Exercise brief:
Edit the records from the start through the line containing "legend-swatch: [1296, 277, 1306, 287]", changing every "Hip Rotation Velocity" to "Hip Rotation Speed" and leaving all else unchanged; give back only those lines.

.....

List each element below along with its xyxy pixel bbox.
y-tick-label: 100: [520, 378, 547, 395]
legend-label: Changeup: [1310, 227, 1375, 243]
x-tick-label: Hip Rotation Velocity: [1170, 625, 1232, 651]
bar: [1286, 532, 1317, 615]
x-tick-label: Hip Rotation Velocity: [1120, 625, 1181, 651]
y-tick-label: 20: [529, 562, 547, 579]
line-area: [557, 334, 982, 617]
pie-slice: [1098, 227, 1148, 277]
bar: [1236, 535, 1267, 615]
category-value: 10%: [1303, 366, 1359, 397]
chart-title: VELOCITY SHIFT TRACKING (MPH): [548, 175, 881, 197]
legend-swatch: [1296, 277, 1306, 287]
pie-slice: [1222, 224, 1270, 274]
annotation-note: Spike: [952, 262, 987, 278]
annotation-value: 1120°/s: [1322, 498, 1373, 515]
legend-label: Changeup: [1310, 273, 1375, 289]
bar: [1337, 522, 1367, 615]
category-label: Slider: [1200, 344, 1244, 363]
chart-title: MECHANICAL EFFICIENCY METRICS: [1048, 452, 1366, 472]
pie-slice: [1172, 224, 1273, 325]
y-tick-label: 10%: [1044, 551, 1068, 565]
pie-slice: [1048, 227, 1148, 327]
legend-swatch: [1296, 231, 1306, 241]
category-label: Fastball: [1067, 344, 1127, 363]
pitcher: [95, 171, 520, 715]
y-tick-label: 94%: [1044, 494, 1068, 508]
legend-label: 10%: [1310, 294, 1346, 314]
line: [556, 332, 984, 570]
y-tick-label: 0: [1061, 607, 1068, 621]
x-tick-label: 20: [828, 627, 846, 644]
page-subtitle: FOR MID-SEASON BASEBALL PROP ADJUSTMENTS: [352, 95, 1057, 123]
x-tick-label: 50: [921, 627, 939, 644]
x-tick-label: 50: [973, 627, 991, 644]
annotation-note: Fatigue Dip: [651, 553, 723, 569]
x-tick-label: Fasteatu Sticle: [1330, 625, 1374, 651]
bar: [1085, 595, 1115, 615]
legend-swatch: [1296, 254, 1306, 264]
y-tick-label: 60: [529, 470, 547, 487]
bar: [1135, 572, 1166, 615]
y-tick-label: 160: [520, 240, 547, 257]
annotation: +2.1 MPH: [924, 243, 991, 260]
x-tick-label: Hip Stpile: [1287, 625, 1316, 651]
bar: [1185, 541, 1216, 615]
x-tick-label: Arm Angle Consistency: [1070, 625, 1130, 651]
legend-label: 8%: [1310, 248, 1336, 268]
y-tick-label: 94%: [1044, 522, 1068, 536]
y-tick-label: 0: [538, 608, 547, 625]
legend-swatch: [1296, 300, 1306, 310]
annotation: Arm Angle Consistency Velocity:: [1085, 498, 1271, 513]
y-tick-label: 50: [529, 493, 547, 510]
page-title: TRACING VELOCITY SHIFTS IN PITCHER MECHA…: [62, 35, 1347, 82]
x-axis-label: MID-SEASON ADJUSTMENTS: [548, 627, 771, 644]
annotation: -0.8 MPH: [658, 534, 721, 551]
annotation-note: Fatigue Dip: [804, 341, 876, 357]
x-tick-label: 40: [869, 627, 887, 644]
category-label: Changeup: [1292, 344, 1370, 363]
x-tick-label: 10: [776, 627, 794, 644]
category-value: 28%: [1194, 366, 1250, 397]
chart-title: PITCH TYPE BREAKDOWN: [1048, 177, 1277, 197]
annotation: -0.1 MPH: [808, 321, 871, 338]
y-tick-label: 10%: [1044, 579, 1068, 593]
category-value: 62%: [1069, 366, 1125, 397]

.....

Finished exercise:
List each element below along with its xyxy pixel bbox.
y-tick-label: 100: [520, 378, 547, 395]
legend-label: Changeup: [1310, 227, 1375, 243]
x-tick-label: Hip Rotation Speed: [1170, 625, 1232, 651]
bar: [1286, 532, 1317, 615]
x-tick-label: Hip Rotation Speed: [1120, 625, 1181, 651]
y-tick-label: 20: [529, 562, 547, 579]
line-area: [557, 334, 982, 617]
pie-slice: [1098, 227, 1148, 277]
bar: [1236, 535, 1267, 615]
category-value: 10%: [1303, 366, 1359, 397]
chart-title: VELOCITY SHIFT TRACKING (MPH): [548, 175, 881, 197]
legend-swatch: [1296, 277, 1306, 287]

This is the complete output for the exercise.